▶ **EXERCISE**: Copy the lines below word for word, leaving out the pictures.

▶ **PROVIDED RECORDS**:
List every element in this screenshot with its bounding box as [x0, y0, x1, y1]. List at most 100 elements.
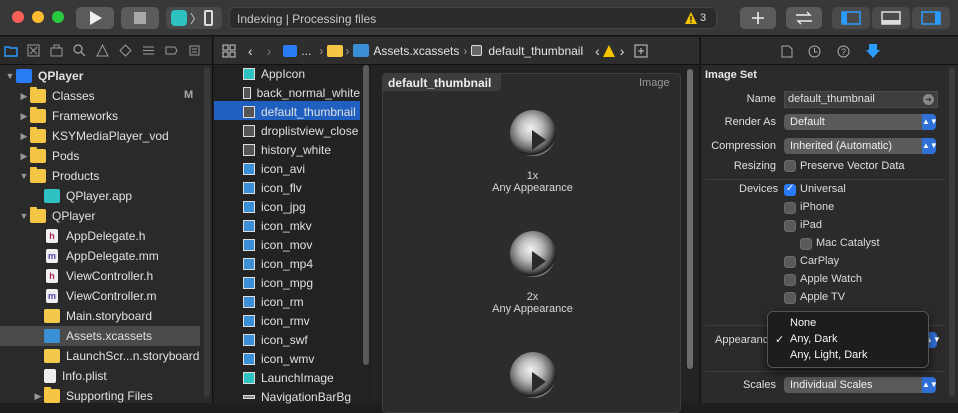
device-checkbox[interactable]	[784, 183, 796, 196]
scheme-selector[interactable]: 〉	[166, 7, 222, 29]
device-checkbox[interactable]	[784, 256, 796, 268]
inspector-scrollbar[interactable]	[949, 67, 955, 397]
disclosure-open-icon[interactable]: ▼	[18, 171, 30, 181]
preserve-vector-checkbox[interactable]	[784, 160, 796, 172]
asset-item[interactable]: droplistview_close	[214, 121, 360, 140]
jump-ellipsis[interactable]: ...	[301, 44, 311, 58]
appearance-option[interactable]: None	[790, 317, 816, 329]
navigator-item[interactable]: ▶ Frameworks	[0, 106, 213, 126]
toggle-inspector-button[interactable]	[912, 7, 950, 29]
asset-item[interactable]: icon_mp4	[214, 254, 360, 273]
asset-item[interactable]: icon_mkv	[214, 216, 360, 235]
asset-item[interactable]: icon_avi	[214, 159, 360, 178]
render-as-popup[interactable]: Default ▲▼	[784, 114, 938, 130]
navigator-item[interactable]: ▼ QPlayer	[0, 66, 213, 86]
image-slot-1x[interactable]: 1x Any Appearance	[383, 110, 682, 194]
asset-item[interactable]: back_normal_white	[214, 83, 360, 102]
navigator-item[interactable]: LaunchScr...n.storyboard	[0, 346, 213, 366]
stop-button[interactable]	[121, 7, 159, 29]
asset-item[interactable]: icon_rm	[214, 292, 360, 311]
compression-popup[interactable]: Inherited (Automatic) ▲▼	[784, 138, 938, 154]
navigator-item[interactable]: Main.storyboard	[0, 306, 213, 326]
navigator-item[interactable]: m AppDelegate.mm	[0, 246, 213, 266]
code-review-button[interactable]	[786, 7, 822, 29]
appearance-option[interactable]: Any, Light, Dark	[790, 349, 867, 361]
jump-current[interactable]: default_thumbnail	[488, 44, 583, 58]
navigator-item[interactable]: ▶ Classes M	[0, 86, 213, 106]
navigator-item[interactable]: Info.plist	[0, 366, 213, 386]
disclosure-closed-icon[interactable]: ▶	[18, 131, 30, 142]
device-checkbox[interactable]	[784, 202, 796, 214]
name-field[interactable]: default_thumbnail	[784, 91, 938, 108]
disclosure-open-icon[interactable]: ▼	[18, 211, 30, 221]
navigator-item[interactable]: ▶ KSYMediaPlayer_vod	[0, 126, 213, 146]
asset-item[interactable]: LaunchImage	[214, 368, 360, 387]
navigator-item[interactable]: ▼ Products	[0, 166, 213, 186]
navigator-item[interactable]: Assets.xcassets	[0, 326, 213, 346]
jump-assets[interactable]: Assets.xcassets	[373, 44, 459, 58]
source-control-tab-icon[interactable]	[27, 44, 40, 57]
warning-icon[interactable]	[684, 11, 698, 25]
device-checkbox[interactable]	[800, 238, 812, 250]
asset-item[interactable]: icon_swf	[214, 330, 360, 349]
navigator-item[interactable]: QPlayer.app	[0, 186, 213, 206]
image-slot-3x[interactable]	[383, 352, 682, 412]
canvas-scrollbar[interactable]	[687, 69, 693, 369]
appearance-option[interactable]: Any, Dark ✓	[775, 333, 837, 346]
disclosure-closed-icon[interactable]: ▶	[32, 391, 44, 402]
symbol-tab-icon[interactable]	[50, 44, 63, 57]
disclosure-closed-icon[interactable]: ▶	[18, 91, 30, 102]
warning-icon[interactable]	[602, 44, 616, 58]
forward-arrow-icon[interactable]: ›	[267, 43, 272, 59]
close-window-button[interactable]	[12, 11, 24, 23]
device-checkbox[interactable]	[784, 220, 796, 232]
next-issue-icon[interactable]: ›	[620, 43, 625, 59]
asset-list-scrollbar[interactable]	[363, 65, 369, 365]
test-tab-icon[interactable]	[119, 44, 132, 57]
back-arrow-icon[interactable]: ‹	[248, 43, 253, 59]
asset-item[interactable]: AppIcon	[214, 64, 360, 83]
run-button[interactable]	[76, 7, 114, 29]
report-tab-icon[interactable]	[188, 44, 201, 57]
library-button[interactable]	[740, 7, 776, 29]
scales-popup[interactable]: Individual Scales ▲▼	[784, 377, 938, 393]
related-items-icon[interactable]	[222, 44, 236, 58]
image-slot-2x[interactable]: 2x Any Appearance	[383, 231, 682, 315]
disclosure-open-icon[interactable]: ▼	[4, 71, 16, 81]
go-arrow-icon[interactable]: ➜	[923, 94, 934, 105]
asset-item[interactable]: icon_rmv	[214, 311, 360, 330]
navigator-item[interactable]: m ViewController.m	[0, 286, 213, 306]
device-checkbox[interactable]	[784, 274, 796, 286]
asset-item[interactable]: icon_flv	[214, 178, 360, 197]
folder-tab-icon[interactable]	[4, 44, 18, 57]
toggle-navigator-button[interactable]	[832, 7, 870, 29]
zoom-window-button[interactable]	[52, 11, 64, 23]
navigator-item[interactable]: h ViewController.h	[0, 266, 213, 286]
asset-item[interactable]: default_thumbnail	[214, 102, 360, 121]
disclosure-closed-icon[interactable]: ▶	[18, 111, 30, 122]
find-tab-icon[interactable]	[73, 44, 86, 57]
add-editor-icon[interactable]	[634, 44, 648, 58]
previous-issue-icon[interactable]: ‹	[595, 43, 600, 59]
attributes-inspector-icon[interactable]	[866, 43, 880, 59]
navigator-item[interactable]: ▼ QPlayer	[0, 206, 213, 226]
asset-item[interactable]: icon_jpg	[214, 197, 360, 216]
issue-tab-icon[interactable]	[96, 44, 109, 57]
file-inspector-icon[interactable]	[781, 45, 793, 58]
asset-item[interactable]: NavigationBarBg	[214, 387, 360, 406]
history-inspector-icon[interactable]	[808, 45, 821, 58]
device-checkbox[interactable]	[784, 292, 796, 304]
help-inspector-icon[interactable]: ?	[837, 45, 850, 58]
toggle-debug-area-button[interactable]	[872, 7, 910, 29]
asset-item[interactable]: icon_wmv	[214, 349, 360, 368]
debug-tab-icon[interactable]	[142, 44, 155, 57]
breakpoint-tab-icon[interactable]	[165, 44, 178, 57]
navigator-scrollbar[interactable]	[204, 67, 210, 397]
asset-item[interactable]: icon_mpg	[214, 273, 360, 292]
asset-item[interactable]: icon_mov	[214, 235, 360, 254]
asset-item[interactable]: history_white	[214, 140, 360, 159]
navigator-item[interactable]: ▶ Supporting Files	[0, 386, 213, 406]
navigator-item[interactable]: ▶ Pods	[0, 146, 213, 166]
disclosure-closed-icon[interactable]: ▶	[18, 151, 30, 162]
navigator-item[interactable]: h AppDelegate.h	[0, 226, 213, 246]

▶ **SOLUTION TO THIS TASK**:
List every element in this screenshot with its bounding box as [x0, y0, x1, y1]. List at most 100 elements.
device-checkbox[interactable]	[784, 183, 796, 196]
scheme-selector[interactable]: 〉	[166, 7, 222, 29]
device-checkbox[interactable]	[784, 256, 796, 268]
inspector-scrollbar[interactable]	[949, 67, 955, 397]
disclosure-open-icon[interactable]: ▼	[18, 171, 30, 181]
preserve-vector-checkbox[interactable]	[784, 160, 796, 172]
asset-item[interactable]: droplistview_close	[214, 121, 360, 140]
jump-ellipsis[interactable]: ...	[301, 44, 311, 58]
appearance-option[interactable]: None	[790, 317, 816, 329]
navigator-item[interactable]: ▶ Frameworks	[0, 106, 213, 126]
toggle-inspector-button[interactable]	[912, 7, 950, 29]
asset-item[interactable]: icon_mp4	[214, 254, 360, 273]
asset-item[interactable]: icon_mkv	[214, 216, 360, 235]
asset-item[interactable]: icon_avi	[214, 159, 360, 178]
render-as-popup[interactable]: Default ▲▼	[784, 114, 938, 130]
navigator-item[interactable]: ▼ QPlayer	[0, 66, 213, 86]
image-slot-1x[interactable]: 1x Any Appearance	[383, 110, 682, 194]
asset-item[interactable]: back_normal_white	[214, 83, 360, 102]
navigator-item[interactable]: LaunchScr...n.storyboard	[0, 346, 213, 366]
stop-button[interactable]	[121, 7, 159, 29]
asset-item[interactable]: icon_rm	[214, 292, 360, 311]
compression-popup[interactable]: Inherited (Automatic) ▲▼	[784, 138, 938, 154]
navigator-item[interactable]: Main.storyboard	[0, 306, 213, 326]
navigator-item[interactable]: m AppDelegate.mm	[0, 246, 213, 266]
code-review-button[interactable]	[786, 7, 822, 29]
appearance-option[interactable]: Any, Light, Dark	[790, 349, 867, 361]
jump-current[interactable]: default_thumbnail	[488, 44, 583, 58]
navigator-item[interactable]: ▶ Classes M	[0, 86, 213, 106]
navigator-item[interactable]: Info.plist	[0, 366, 213, 386]
disclosure-closed-icon[interactable]: ▶	[18, 131, 30, 142]
device-checkbox[interactable]	[784, 202, 796, 214]
name-field[interactable]: default_thumbnail	[784, 91, 938, 108]
disclosure-open-icon[interactable]: ▼	[18, 211, 30, 221]
navigator-item[interactable]: ▶ KSYMediaPlayer_vod	[0, 126, 213, 146]
asset-item[interactable]: LaunchImage	[214, 368, 360, 387]
navigator-item[interactable]: ▼ Products	[0, 166, 213, 186]
navigator-item[interactable]: Assets.xcassets	[0, 326, 213, 346]
jump-assets[interactable]: Assets.xcassets	[373, 44, 459, 58]
source-control-tab-icon[interactable]	[27, 44, 40, 57]
warning-icon[interactable]	[684, 11, 698, 25]
device-checkbox[interactable]	[800, 238, 812, 250]
asset-item[interactable]: icon_swf	[214, 330, 360, 349]
navigator-item[interactable]: QPlayer.app	[0, 186, 213, 206]
image-slot-3x[interactable]	[383, 352, 682, 412]
canvas-scrollbar[interactable]	[687, 69, 693, 369]
appearance-option[interactable]: Any, Dark ✓	[775, 333, 837, 346]
disclosure-closed-icon[interactable]: ▶	[32, 391, 44, 402]
symbol-tab-icon[interactable]	[50, 44, 63, 57]
disclosure-closed-icon[interactable]: ▶	[18, 91, 30, 102]
warning-icon[interactable]	[602, 44, 616, 58]
forward-arrow-icon[interactable]: ›	[267, 43, 272, 59]
close-window-button[interactable]	[12, 11, 24, 23]
device-checkbox[interactable]	[784, 220, 796, 232]
next-issue-icon[interactable]: ›	[620, 43, 625, 59]
asset-list-scrollbar[interactable]	[363, 65, 369, 365]
test-tab-icon[interactable]	[119, 44, 132, 57]
back-arrow-icon[interactable]: ‹	[248, 43, 253, 59]
asset-item[interactable]: AppIcon	[214, 64, 360, 83]
run-button[interactable]	[76, 7, 114, 29]
report-tab-icon[interactable]	[188, 44, 201, 57]
library-button[interactable]	[740, 7, 776, 29]
scales-popup[interactable]: Individual Scales ▲▼	[784, 377, 938, 393]
related-items-icon[interactable]	[222, 44, 236, 58]
image-slot-2x[interactable]: 2x Any Appearance	[383, 231, 682, 315]
disclosure-open-icon[interactable]: ▼	[4, 71, 16, 81]
go-arrow-icon[interactable]: ➜	[923, 94, 934, 105]
asset-item[interactable]: icon_rmv	[214, 311, 360, 330]
navigator-item[interactable]: m ViewController.m	[0, 286, 213, 306]
device-checkbox[interactable]	[784, 274, 796, 286]
asset-item[interactable]: icon_flv	[214, 178, 360, 197]
folder-tab-icon[interactable]	[4, 44, 18, 57]
toggle-navigator-button[interactable]	[832, 7, 870, 29]
zoom-window-button[interactable]	[52, 11, 64, 23]
navigator-item[interactable]: h ViewController.h	[0, 266, 213, 286]
asset-item[interactable]: default_thumbnail	[214, 102, 360, 121]
disclosure-closed-icon[interactable]: ▶	[18, 111, 30, 122]
find-tab-icon[interactable]	[73, 44, 86, 57]
add-editor-icon[interactable]	[634, 44, 648, 58]
previous-issue-icon[interactable]: ‹	[595, 43, 600, 59]
attributes-inspector-icon[interactable]	[866, 43, 880, 59]
navigator-item[interactable]: ▼ QPlayer	[0, 206, 213, 226]
asset-item[interactable]: icon_jpg	[214, 197, 360, 216]
issue-tab-icon[interactable]	[96, 44, 109, 57]
file-inspector-icon[interactable]	[781, 45, 793, 58]
asset-item[interactable]: NavigationBarBg	[214, 387, 360, 406]
history-inspector-icon[interactable]	[808, 45, 821, 58]
device-checkbox[interactable]	[784, 292, 796, 304]
help-inspector-icon[interactable]: ?	[837, 45, 850, 58]
toggle-debug-area-button[interactable]	[872, 7, 910, 29]
asset-item[interactable]: icon_wmv	[214, 349, 360, 368]
debug-tab-icon[interactable]	[142, 44, 155, 57]
breakpoint-tab-icon[interactable]	[165, 44, 178, 57]
navigator-scrollbar[interactable]	[204, 67, 210, 397]
asset-item[interactable]: icon_mpg	[214, 273, 360, 292]
asset-item[interactable]: icon_mov	[214, 235, 360, 254]
asset-item[interactable]: history_white	[214, 140, 360, 159]
navigator-item[interactable]: ▶ Supporting Files	[0, 386, 213, 406]
navigator-item[interactable]: ▶ Pods	[0, 146, 213, 166]
disclosure-closed-icon[interactable]: ▶	[18, 151, 30, 162]
navigator-item[interactable]: h AppDelegate.h	[0, 226, 213, 246]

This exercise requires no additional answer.